Stated task. Locate each line in the records containing "rated". Copy it.

Listed records.
---*---
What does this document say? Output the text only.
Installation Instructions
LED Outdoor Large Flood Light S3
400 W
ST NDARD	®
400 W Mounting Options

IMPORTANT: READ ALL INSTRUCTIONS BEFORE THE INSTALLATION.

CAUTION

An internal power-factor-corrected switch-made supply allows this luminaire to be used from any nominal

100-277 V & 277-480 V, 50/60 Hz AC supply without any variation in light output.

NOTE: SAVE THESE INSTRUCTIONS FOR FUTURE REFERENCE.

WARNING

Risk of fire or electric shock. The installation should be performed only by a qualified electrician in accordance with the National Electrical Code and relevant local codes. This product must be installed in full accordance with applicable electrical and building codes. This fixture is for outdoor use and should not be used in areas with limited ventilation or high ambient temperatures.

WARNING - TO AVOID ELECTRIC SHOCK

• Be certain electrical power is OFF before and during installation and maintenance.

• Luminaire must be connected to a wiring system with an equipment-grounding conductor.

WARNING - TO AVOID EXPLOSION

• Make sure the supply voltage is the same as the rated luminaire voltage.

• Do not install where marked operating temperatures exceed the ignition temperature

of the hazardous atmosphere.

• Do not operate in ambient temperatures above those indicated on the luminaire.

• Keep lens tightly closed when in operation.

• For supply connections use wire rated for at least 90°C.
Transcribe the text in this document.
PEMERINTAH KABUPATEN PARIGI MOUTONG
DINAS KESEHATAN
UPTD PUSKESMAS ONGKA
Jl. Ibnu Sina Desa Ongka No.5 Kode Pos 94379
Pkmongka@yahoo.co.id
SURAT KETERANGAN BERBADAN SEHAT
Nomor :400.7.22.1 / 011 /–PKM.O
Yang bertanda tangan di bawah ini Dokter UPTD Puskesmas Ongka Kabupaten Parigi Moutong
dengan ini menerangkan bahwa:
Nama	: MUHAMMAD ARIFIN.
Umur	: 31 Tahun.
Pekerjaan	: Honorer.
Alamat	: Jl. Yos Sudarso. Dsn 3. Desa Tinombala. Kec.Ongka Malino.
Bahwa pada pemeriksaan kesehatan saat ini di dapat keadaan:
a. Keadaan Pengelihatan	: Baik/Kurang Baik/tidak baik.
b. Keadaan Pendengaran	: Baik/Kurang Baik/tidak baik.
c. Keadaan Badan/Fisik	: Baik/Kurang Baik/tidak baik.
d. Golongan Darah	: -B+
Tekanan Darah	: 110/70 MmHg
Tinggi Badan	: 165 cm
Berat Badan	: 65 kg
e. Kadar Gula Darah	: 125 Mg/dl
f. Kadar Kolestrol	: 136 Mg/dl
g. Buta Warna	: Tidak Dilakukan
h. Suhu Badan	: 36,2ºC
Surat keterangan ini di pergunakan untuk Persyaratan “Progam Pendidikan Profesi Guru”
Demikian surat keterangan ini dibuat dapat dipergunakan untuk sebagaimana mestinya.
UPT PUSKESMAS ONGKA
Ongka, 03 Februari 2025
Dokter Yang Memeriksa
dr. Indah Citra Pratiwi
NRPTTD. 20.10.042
---*---
Written solution.
• Make sure the supply voltage is the same as the rated luminaire voltage.
• For supply connections use wire rated for at least 90°C.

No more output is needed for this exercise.